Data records
## start

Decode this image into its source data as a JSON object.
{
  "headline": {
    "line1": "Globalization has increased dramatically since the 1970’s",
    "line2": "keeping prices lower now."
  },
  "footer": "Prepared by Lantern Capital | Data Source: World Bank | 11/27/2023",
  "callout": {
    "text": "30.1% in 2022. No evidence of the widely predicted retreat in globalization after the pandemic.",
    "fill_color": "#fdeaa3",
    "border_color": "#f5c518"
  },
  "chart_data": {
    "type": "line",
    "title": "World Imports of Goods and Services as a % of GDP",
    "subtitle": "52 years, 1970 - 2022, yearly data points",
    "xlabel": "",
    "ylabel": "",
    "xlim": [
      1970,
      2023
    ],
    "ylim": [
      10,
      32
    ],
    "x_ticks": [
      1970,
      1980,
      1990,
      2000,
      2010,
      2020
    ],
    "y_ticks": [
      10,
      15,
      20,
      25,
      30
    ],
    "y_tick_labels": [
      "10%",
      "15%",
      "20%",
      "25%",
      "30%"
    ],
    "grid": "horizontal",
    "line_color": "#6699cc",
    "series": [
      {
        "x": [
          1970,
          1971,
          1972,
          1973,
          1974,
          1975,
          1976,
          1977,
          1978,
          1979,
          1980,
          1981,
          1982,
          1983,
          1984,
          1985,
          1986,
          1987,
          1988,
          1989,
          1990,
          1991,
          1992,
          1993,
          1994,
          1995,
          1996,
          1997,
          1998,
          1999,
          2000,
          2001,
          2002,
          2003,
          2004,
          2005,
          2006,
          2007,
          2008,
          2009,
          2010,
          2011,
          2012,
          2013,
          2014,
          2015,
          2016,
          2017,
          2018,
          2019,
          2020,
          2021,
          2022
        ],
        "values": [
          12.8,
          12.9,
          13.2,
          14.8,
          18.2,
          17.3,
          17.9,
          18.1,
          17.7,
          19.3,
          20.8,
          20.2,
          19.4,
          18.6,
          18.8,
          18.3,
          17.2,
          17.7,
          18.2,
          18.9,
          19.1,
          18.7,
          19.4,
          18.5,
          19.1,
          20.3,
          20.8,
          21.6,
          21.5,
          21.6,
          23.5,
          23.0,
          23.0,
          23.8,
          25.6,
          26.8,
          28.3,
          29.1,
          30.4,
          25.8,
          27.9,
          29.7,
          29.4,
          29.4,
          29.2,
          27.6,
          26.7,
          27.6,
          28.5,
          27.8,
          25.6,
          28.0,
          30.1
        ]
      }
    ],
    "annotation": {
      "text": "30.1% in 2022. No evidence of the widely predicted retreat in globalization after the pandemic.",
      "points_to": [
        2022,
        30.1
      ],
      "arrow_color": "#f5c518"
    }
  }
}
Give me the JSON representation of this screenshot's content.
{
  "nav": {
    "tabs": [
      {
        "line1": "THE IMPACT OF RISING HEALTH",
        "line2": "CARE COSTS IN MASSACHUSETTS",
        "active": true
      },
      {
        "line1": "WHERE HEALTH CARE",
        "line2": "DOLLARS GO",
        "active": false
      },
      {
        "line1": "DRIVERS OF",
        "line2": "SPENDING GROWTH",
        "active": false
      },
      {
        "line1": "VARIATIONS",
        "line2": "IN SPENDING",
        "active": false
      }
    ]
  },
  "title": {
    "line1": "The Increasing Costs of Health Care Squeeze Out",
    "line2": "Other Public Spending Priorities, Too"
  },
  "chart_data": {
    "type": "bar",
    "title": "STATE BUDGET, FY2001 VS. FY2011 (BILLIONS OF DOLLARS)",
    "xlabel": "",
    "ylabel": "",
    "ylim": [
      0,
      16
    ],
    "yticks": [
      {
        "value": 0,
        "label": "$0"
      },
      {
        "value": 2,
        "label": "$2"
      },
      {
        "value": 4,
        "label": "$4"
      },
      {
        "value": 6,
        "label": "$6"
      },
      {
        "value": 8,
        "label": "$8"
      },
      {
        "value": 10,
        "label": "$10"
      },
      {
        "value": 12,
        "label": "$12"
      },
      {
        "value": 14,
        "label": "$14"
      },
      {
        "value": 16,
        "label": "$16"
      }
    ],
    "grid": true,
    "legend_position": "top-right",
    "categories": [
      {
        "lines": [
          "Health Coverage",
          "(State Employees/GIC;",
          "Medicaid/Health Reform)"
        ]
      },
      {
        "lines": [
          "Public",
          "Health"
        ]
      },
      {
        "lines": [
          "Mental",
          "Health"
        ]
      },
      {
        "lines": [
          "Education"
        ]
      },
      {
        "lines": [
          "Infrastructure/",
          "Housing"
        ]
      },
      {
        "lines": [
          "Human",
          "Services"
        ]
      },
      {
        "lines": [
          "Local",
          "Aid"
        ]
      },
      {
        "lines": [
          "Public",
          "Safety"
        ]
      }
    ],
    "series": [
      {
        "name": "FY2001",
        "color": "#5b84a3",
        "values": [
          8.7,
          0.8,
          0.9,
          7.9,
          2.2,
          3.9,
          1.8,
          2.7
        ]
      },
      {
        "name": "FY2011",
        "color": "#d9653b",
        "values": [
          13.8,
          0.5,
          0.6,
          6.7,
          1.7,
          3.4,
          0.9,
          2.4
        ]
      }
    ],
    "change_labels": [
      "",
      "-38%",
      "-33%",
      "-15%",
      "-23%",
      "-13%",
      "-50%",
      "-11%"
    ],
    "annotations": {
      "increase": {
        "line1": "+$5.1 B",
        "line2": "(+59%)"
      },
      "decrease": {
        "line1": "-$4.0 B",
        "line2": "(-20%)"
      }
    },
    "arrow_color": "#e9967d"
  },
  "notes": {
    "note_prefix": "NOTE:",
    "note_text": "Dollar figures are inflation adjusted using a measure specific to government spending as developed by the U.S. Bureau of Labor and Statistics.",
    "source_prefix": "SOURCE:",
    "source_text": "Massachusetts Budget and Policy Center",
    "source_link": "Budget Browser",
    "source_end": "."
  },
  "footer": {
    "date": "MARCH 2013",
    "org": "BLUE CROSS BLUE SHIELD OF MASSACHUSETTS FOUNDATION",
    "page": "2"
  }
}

## end

- **Work to be completed**: Would you reproduce the material above in full, exactly as given?

- **Solution for this problem**:
Decode this image into its source data as a JSON object.
{
  "headline": {
    "line1": "Globalization has increased dramatically since the 1970’s",
    "line2": "keeping prices lower now."
  },
  "footer": "Prepared by Lantern Capital | Data Source: World Bank | 11/27/2023",
  "callout": {
    "text": "30.1% in 2022. No evidence of the widely predicted retreat in globalization after the pandemic.",
    "fill_color": "#fdeaa3",
    "border_color": "#f5c518"
  },
  "chart_data": {
    "type": "line",
    "title": "World Imports of Goods and Services as a % of GDP",
    "subtitle": "52 years, 1970 - 2022, yearly data points",
    "xlabel": "",
    "ylabel": "",
    "xlim": [
      1970,
      2023
    ],
    "ylim": [
      10,
      32
    ],
    "x_ticks": [
      1970,
      1980,
      1990,
      2000,
      2010,
      2020
    ],
    "y_ticks": [
      10,
      15,
      20,
      25,
      30
    ],
    "y_tick_labels": [
      "10%",
      "15%",
      "20%",
      "25%",
      "30%"
    ],
    "grid": "horizontal",
    "line_color": "#6699cc",
    "series": [
      {
        "x": [
          1970,
          1971,
          1972,
          1973,
          1974,
          1975,
          1976,
          1977,
          1978,
          1979,
          1980,
          1981,
          1982,
          1983,
          1984,
          1985,
          1986,
          1987,
          1988,
          1989,
          1990,
          1991,
          1992,
          1993,
          1994,
          1995,
          1996,
          1997,
          1998,
          1999,
          2000,
          2001,
          2002,
          2003,
          2004,
          2005,
          2006,
          2007,
          2008,
          2009,
          2010,
          2011,
          2012,
          2013,
          2014,
          2015,
          2016,
          2017,
          2018,
          2019,
          2020,
          2021,
          2022
        ],
        "values": [
          12.8,
          12.9,
          13.2,
          14.8,
          18.2,
          17.3,
          17.9,
          18.1,
          17.7,
          19.3,
          20.8,
          20.2,
          19.4,
          18.6,
          18.8,
          18.3,
          17.2,
          17.7,
          18.2,
          18.9,
          19.1,
          18.7,
          19.4,
          18.5,
          19.1,
          20.3,
          20.8,
          21.6,
          21.5,
          21.6,
          23.5,
          23.0,
          23.0,
          23.8,
          25.6,
          26.8,
          28.3,
          29.1,
          30.4,
          25.8,
          27.9,
          29.7,
          29.4,
          29.4,
          29.2,
          27.6,
          26.7,
          27.6,
          28.5,
          27.8,
          25.6,
          28.0,
          30.1
        ]
      }
    ],
    "annotation": {
      "text": "30.1% in 2022. No evidence of the widely predicted retreat in globalization after the pandemic.",
      "points_to": [
        2022,
        30.1
      ],
      "arrow_color": "#f5c518"
    }
  }
}
Give me the JSON representation of this screenshot's content.
{
  "nav": {
    "tabs": [
      {
        "line1": "THE IMPACT OF RISING HEALTH",
        "line2": "CARE COSTS IN MASSACHUSETTS",
        "active": true
      },
      {
        "line1": "WHERE HEALTH CARE",
        "line2": "DOLLARS GO",
        "active": false
      },
      {
        "line1": "DRIVERS OF",
        "line2": "SPENDING GROWTH",
        "active": false
      },
      {
        "line1": "VARIATIONS",
        "line2": "IN SPENDING",
        "active": false
      }
    ]
  },
  "title": {
    "line1": "The Increasing Costs of Health Care Squeeze Out",
    "line2": "Other Public Spending Priorities, Too"
  },
  "chart_data": {
    "type": "bar",
    "title": "STATE BUDGET, FY2001 VS. FY2011 (BILLIONS OF DOLLARS)",
    "xlabel": "",
    "ylabel": "",
    "ylim": [
      0,
      16
    ],
    "yticks": [
      {
        "value": 0,
        "label": "$0"
      },
      {
        "value": 2,
        "label": "$2"
      },
      {
        "value": 4,
        "label": "$4"
      },
      {
        "value": 6,
        "label": "$6"
      },
      {
        "value": 8,
        "label": "$8"
      },
      {
        "value": 10,
        "label": "$10"
      },
      {
        "value": 12,
        "label": "$12"
      },
      {
        "value": 14,
        "label": "$14"
      },
      {
        "value": 16,
        "label": "$16"
      }
    ],
    "grid": true,
    "legend_position": "top-right",
    "categories": [
      {
        "lines": [
          "Health Coverage",
          "(State Employees/GIC;",
          "Medicaid/Health Reform)"
        ]
      },
      {
        "lines": [
          "Public",
          "Health"
        ]
      },
      {
        "lines": [
          "Mental",
          "Health"
        ]
      },
      {
        "lines": [
          "Education"
        ]
      },
      {
        "lines": [
          "Infrastructure/",
          "Housing"
        ]
      },
      {
        "lines": [
          "Human",
          "Services"
        ]
      },
      {
        "lines": [
          "Local",
          "Aid"
        ]
      },
      {
        "lines": [
          "Public",
          "Safety"
        ]
      }
    ],
    "series": [
      {
        "name": "FY2001",
        "color": "#5b84a3",
        "values": [
          8.7,
          0.8,
          0.9,
          7.9,
          2.2,
          3.9,
          1.8,
          2.7
        ]
      },
      {
        "name": "FY2011",
        "color": "#d9653b",
        "values": [
          13.8,
          0.5,
          0.6,
          6.7,
          1.7,
          3.4,
          0.9,
          2.4
        ]
      }
    ],
    "change_labels": [
      "",
      "-38%",
      "-33%",
      "-15%",
      "-23%",
      "-13%",
      "-50%",
      "-11%"
    ],
    "annotations": {
      "increase": {
        "line1": "+$5.1 B",
        "line2": "(+59%)"
      },
      "decrease": {
        "line1": "-$4.0 B",
        "line2": "(-20%)"
      }
    },
    "arrow_color": "#e9967d"
  },
  "notes": {
    "note_prefix": "NOTE:",
    "note_text": "Dollar figures are inflation adjusted using a measure specific to government spending as developed by the U.S. Bureau of Labor and Statistics.",
    "source_prefix": "SOURCE:",
    "source_text": "Massachusetts Budget and Policy Center",
    "source_link": "Budget Browser",
    "source_end": "."
  },
  "footer": {
    "date": "MARCH 2013",
    "org": "BLUE CROSS BLUE SHIELD OF MASSACHUSETTS FOUNDATION",
    "page": "2"
  }
}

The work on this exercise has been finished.